◆ Do this ◆
Look below and pull out each line with the word "프레임워크를".

◆ Entries provided ◆
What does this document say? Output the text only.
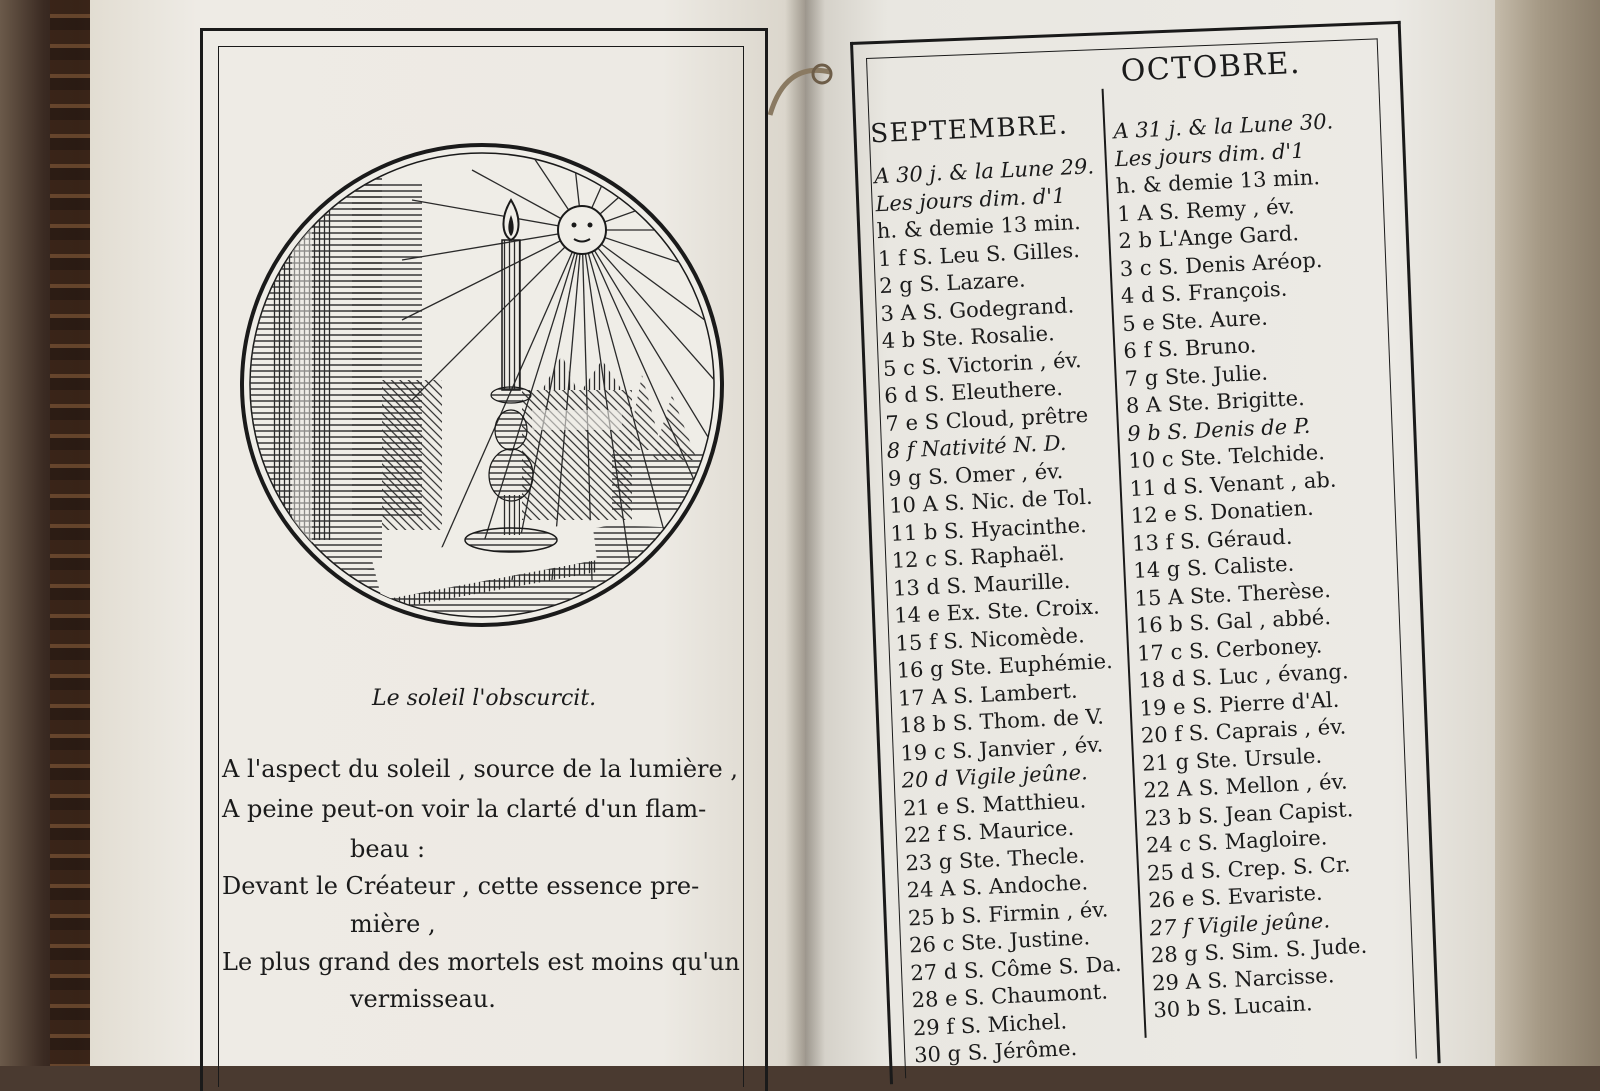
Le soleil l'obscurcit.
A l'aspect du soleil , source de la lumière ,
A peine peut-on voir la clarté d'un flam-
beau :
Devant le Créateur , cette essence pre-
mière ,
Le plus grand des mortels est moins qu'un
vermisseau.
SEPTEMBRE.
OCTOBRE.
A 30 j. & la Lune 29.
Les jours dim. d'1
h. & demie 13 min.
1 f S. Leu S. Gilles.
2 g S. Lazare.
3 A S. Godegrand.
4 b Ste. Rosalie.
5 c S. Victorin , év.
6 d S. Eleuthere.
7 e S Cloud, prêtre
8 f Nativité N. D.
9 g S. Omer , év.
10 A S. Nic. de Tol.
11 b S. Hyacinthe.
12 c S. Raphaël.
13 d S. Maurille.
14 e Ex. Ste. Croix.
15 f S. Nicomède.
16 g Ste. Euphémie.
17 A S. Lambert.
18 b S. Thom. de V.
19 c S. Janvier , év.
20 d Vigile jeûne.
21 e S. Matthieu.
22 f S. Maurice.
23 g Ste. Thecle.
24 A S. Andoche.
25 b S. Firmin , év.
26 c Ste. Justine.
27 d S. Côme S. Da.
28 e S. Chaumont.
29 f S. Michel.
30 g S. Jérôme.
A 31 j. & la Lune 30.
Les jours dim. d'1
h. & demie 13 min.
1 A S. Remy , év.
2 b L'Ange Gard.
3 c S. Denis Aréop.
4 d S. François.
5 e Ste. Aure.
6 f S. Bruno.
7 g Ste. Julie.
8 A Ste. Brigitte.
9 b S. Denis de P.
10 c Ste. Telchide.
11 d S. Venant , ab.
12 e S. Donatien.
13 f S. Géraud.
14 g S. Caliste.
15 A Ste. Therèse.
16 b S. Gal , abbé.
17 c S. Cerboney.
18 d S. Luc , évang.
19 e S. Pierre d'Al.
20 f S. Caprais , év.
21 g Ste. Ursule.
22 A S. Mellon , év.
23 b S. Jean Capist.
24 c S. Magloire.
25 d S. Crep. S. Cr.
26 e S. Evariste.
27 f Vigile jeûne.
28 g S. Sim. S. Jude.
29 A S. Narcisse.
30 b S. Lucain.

--

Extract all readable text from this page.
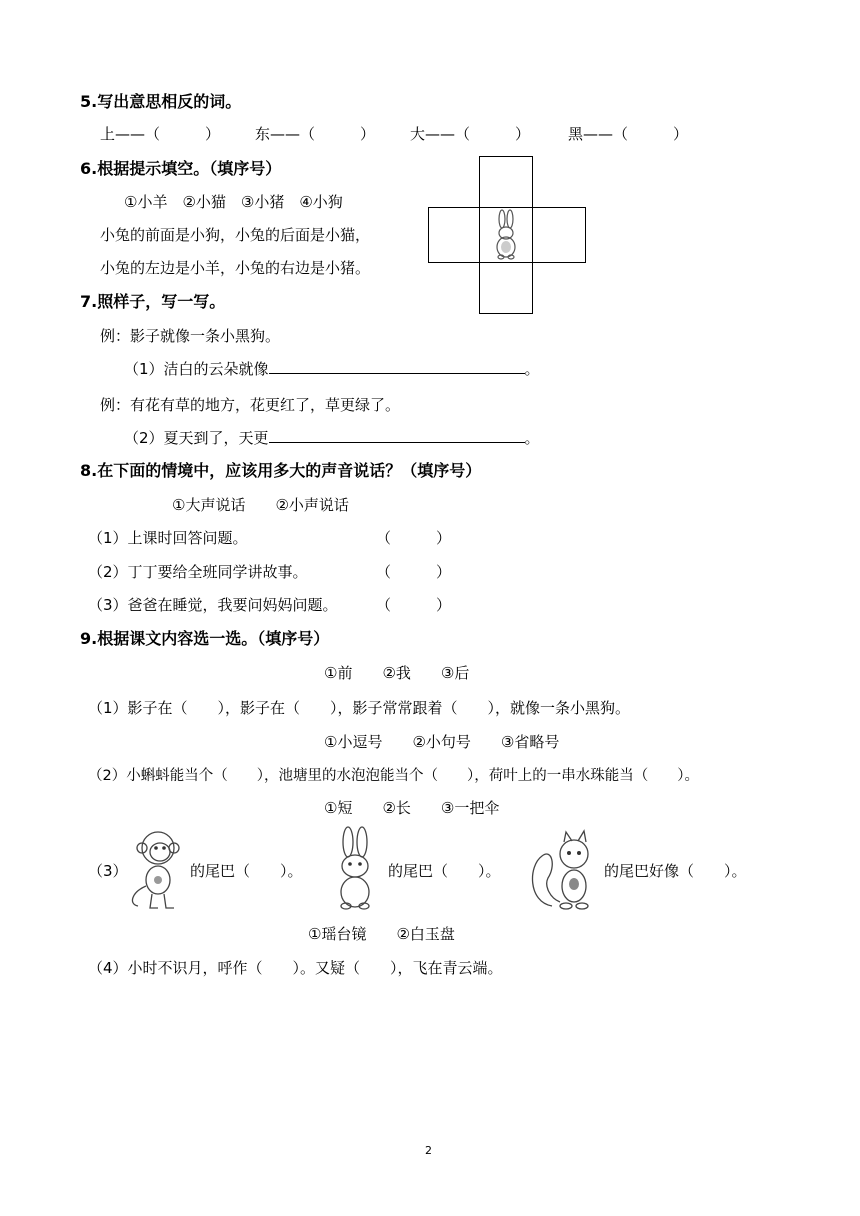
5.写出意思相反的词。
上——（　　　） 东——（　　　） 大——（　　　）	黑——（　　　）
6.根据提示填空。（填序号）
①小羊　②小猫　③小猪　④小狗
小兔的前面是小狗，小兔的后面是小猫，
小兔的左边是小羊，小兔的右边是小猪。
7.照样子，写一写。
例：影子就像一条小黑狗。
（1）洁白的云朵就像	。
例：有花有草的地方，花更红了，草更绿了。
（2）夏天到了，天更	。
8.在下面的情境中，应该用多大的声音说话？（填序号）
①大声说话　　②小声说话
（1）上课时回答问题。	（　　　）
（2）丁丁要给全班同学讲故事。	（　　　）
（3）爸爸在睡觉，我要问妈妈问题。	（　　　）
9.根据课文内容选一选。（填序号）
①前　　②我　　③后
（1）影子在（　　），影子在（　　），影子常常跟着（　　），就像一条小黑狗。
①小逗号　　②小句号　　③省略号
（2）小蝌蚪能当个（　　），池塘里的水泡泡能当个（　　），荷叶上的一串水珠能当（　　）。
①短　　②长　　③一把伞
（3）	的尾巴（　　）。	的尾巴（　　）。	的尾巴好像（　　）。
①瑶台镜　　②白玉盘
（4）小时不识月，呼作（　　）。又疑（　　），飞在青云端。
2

--

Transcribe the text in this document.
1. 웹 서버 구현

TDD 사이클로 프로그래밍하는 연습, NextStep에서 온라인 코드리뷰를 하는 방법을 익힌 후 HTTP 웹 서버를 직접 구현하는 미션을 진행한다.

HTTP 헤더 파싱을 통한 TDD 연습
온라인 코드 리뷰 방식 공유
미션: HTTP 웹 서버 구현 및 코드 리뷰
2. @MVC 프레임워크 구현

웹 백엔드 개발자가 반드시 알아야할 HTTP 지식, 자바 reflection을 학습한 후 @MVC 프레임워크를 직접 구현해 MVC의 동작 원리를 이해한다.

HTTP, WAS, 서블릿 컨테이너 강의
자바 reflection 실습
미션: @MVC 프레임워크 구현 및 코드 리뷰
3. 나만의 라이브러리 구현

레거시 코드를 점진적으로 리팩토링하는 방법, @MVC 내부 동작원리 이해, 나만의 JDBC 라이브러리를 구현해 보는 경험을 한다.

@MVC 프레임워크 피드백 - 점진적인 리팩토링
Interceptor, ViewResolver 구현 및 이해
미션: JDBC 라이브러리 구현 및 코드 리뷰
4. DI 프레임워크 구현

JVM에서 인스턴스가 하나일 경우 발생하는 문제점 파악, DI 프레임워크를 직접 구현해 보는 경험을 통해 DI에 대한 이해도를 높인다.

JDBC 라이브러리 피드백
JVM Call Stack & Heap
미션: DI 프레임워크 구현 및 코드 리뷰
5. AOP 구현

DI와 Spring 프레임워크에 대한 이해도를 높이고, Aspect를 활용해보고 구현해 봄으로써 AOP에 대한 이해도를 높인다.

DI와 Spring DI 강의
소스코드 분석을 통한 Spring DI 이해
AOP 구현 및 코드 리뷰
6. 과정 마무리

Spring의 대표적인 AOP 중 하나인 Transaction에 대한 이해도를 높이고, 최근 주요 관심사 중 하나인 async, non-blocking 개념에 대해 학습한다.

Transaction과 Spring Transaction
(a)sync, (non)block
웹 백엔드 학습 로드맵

◆ Final result ◆
웹 백엔드 개발자가 반드시 알아야할 HTTP 지식, 자바 reflection을 학습한 후 @MVC 프레임워크를 직접 구현해 MVC의 동작 원리를 이해한다.
JVM에서 인스턴스가 하나일 경우 발생하는 문제점 파악, DI 프레임워크를 직접 구현해 보는 경험을 통해 DI에 대한 이해도를 높인다.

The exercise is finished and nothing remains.